What you have to do: All entries should be output exactly as they stand.

Extracted records:
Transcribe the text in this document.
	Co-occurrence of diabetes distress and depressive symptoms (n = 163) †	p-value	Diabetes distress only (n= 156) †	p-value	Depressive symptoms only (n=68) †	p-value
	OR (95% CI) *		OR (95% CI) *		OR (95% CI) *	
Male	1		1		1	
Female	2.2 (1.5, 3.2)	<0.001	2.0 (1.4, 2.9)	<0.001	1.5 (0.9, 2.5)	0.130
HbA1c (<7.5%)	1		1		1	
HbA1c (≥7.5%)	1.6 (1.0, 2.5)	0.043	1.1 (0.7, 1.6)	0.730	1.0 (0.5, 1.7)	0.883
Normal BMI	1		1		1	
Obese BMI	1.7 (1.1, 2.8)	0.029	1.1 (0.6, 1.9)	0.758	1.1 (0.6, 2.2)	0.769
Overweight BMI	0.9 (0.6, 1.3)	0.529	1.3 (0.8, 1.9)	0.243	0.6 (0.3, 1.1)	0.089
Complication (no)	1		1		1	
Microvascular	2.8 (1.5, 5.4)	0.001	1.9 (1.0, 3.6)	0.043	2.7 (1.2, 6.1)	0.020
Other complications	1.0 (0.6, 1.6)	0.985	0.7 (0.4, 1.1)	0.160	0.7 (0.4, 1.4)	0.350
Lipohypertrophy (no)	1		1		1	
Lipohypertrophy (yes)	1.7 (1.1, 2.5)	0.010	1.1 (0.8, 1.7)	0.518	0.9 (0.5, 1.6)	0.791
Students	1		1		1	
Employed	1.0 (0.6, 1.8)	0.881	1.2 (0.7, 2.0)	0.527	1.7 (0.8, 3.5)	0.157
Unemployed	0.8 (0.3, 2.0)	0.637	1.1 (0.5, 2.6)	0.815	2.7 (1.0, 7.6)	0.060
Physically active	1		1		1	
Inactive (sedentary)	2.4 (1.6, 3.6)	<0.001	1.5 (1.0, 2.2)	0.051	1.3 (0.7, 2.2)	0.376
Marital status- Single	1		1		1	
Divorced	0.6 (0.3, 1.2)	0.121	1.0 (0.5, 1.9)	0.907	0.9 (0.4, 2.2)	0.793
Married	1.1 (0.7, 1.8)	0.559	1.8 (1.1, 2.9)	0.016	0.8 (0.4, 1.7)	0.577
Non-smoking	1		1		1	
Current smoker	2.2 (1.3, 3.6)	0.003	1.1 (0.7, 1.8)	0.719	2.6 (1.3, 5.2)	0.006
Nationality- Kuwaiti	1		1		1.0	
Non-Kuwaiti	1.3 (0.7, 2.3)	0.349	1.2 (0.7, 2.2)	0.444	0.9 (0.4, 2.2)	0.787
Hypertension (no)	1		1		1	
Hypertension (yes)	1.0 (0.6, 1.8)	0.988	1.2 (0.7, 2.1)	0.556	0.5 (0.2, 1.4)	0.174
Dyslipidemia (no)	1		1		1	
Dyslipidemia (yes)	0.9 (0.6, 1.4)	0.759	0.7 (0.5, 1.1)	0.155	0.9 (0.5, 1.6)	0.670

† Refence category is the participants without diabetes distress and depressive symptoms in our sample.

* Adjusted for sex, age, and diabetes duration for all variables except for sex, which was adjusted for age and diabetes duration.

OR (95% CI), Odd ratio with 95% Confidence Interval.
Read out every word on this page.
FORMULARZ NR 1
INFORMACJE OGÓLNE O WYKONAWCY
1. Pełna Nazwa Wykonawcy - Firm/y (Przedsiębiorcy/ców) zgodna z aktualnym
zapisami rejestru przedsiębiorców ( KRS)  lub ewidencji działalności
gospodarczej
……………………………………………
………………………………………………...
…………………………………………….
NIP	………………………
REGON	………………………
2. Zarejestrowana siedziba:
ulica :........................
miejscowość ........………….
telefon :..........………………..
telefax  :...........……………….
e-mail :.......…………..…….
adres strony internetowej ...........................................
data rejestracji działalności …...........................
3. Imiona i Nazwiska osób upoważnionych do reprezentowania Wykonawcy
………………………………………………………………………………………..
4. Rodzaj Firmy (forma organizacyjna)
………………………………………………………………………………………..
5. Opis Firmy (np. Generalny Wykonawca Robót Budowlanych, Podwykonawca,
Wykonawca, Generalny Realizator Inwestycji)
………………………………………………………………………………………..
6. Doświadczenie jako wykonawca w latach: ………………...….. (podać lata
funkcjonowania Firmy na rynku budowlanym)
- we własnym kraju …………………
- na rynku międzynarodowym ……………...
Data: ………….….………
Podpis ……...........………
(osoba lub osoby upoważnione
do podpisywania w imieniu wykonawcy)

Solved exercise:
Transcribe the text in this document.
	Co-occurrence of diabetes distress and depressive symptoms (n = 163) †	p-value	Diabetes distress only (n= 156) †	p-value	Depressive symptoms only (n=68) †	p-value
	OR (95% CI) *		OR (95% CI) *		OR (95% CI) *	
Male	1		1		1	
Female	2.2 (1.5, 3.2)	<0.001	2.0 (1.4, 2.9)	<0.001	1.5 (0.9, 2.5)	0.130
HbA1c (<7.5%)	1		1		1	
HbA1c (≥7.5%)	1.6 (1.0, 2.5)	0.043	1.1 (0.7, 1.6)	0.730	1.0 (0.5, 1.7)	0.883
Normal BMI	1		1		1	
Obese BMI	1.7 (1.1, 2.8)	0.029	1.1 (0.6, 1.9)	0.758	1.1 (0.6, 2.2)	0.769
Overweight BMI	0.9 (0.6, 1.3)	0.529	1.3 (0.8, 1.9)	0.243	0.6 (0.3, 1.1)	0.089
Complication (no)	1		1		1	
Microvascular	2.8 (1.5, 5.4)	0.001	1.9 (1.0, 3.6)	0.043	2.7 (1.2, 6.1)	0.020
Other complications	1.0 (0.6, 1.6)	0.985	0.7 (0.4, 1.1)	0.160	0.7 (0.4, 1.4)	0.350
Lipohypertrophy (no)	1		1		1	
Lipohypertrophy (yes)	1.7 (1.1, 2.5)	0.010	1.1 (0.8, 1.7)	0.518	0.9 (0.5, 1.6)	0.791
Students	1		1		1	
Employed	1.0 (0.6, 1.8)	0.881	1.2 (0.7, 2.0)	0.527	1.7 (0.8, 3.5)	0.157
Unemployed	0.8 (0.3, 2.0)	0.637	1.1 (0.5, 2.6)	0.815	2.7 (1.0, 7.6)	0.060
Physically active	1		1		1	
Inactive (sedentary)	2.4 (1.6, 3.6)	<0.001	1.5 (1.0, 2.2)	0.051	1.3 (0.7, 2.2)	0.376
Marital status- Single	1		1		1	
Divorced	0.6 (0.3, 1.2)	0.121	1.0 (0.5, 1.9)	0.907	0.9 (0.4, 2.2)	0.793
Married	1.1 (0.7, 1.8)	0.559	1.8 (1.1, 2.9)	0.016	0.8 (0.4, 1.7)	0.577
Non-smoking	1		1		1	
Current smoker	2.2 (1.3, 3.6)	0.003	1.1 (0.7, 1.8)	0.719	2.6 (1.3, 5.2)	0.006
Nationality- Kuwaiti	1		1		1.0	
Non-Kuwaiti	1.3 (0.7, 2.3)	0.349	1.2 (0.7, 2.2)	0.444	0.9 (0.4, 2.2)	0.787
Hypertension (no)	1		1		1	
Hypertension (yes)	1.0 (0.6, 1.8)	0.988	1.2 (0.7, 2.1)	0.556	0.5 (0.2, 1.4)	0.174
Dyslipidemia (no)	1		1		1	
Dyslipidemia (yes)	0.9 (0.6, 1.4)	0.759	0.7 (0.5, 1.1)	0.155	0.9 (0.5, 1.6)	0.670

† Refence category is the participants without diabetes distress and depressive symptoms in our sample.

* Adjusted for sex, age, and diabetes duration for all variables except for sex, which was adjusted for age and diabetes duration.

OR (95% CI), Odd ratio with 95% Confidence Interval.
Read out every word on this page.
FORMULARZ NR 1
INFORMACJE OGÓLNE O WYKONAWCY
1. Pełna Nazwa Wykonawcy - Firm/y (Przedsiębiorcy/ców) zgodna z aktualnym
zapisami rejestru przedsiębiorców ( KRS)  lub ewidencji działalności
gospodarczej
……………………………………………
………………………………………………...
…………………………………………….
NIP	………………………
REGON	………………………
2. Zarejestrowana siedziba:
ulica :........................
miejscowość ........………….
telefon :..........………………..
telefax  :...........……………….
e-mail :.......…………..…….
adres strony internetowej ...........................................
data rejestracji działalności …...........................
3. Imiona i Nazwiska osób upoważnionych do reprezentowania Wykonawcy
………………………………………………………………………………………..
4. Rodzaj Firmy (forma organizacyjna)
………………………………………………………………………………………..
5. Opis Firmy (np. Generalny Wykonawca Robót Budowlanych, Podwykonawca,
Wykonawca, Generalny Realizator Inwestycji)
………………………………………………………………………………………..
6. Doświadczenie jako wykonawca w latach: ………………...….. (podać lata
funkcjonowania Firmy na rynku budowlanym)
- we własnym kraju …………………
- na rynku międzynarodowym ……………...
Data: ………….….………
Podpis ……...........………
(osoba lub osoby upoważnione
do podpisywania w imieniu wykonawcy)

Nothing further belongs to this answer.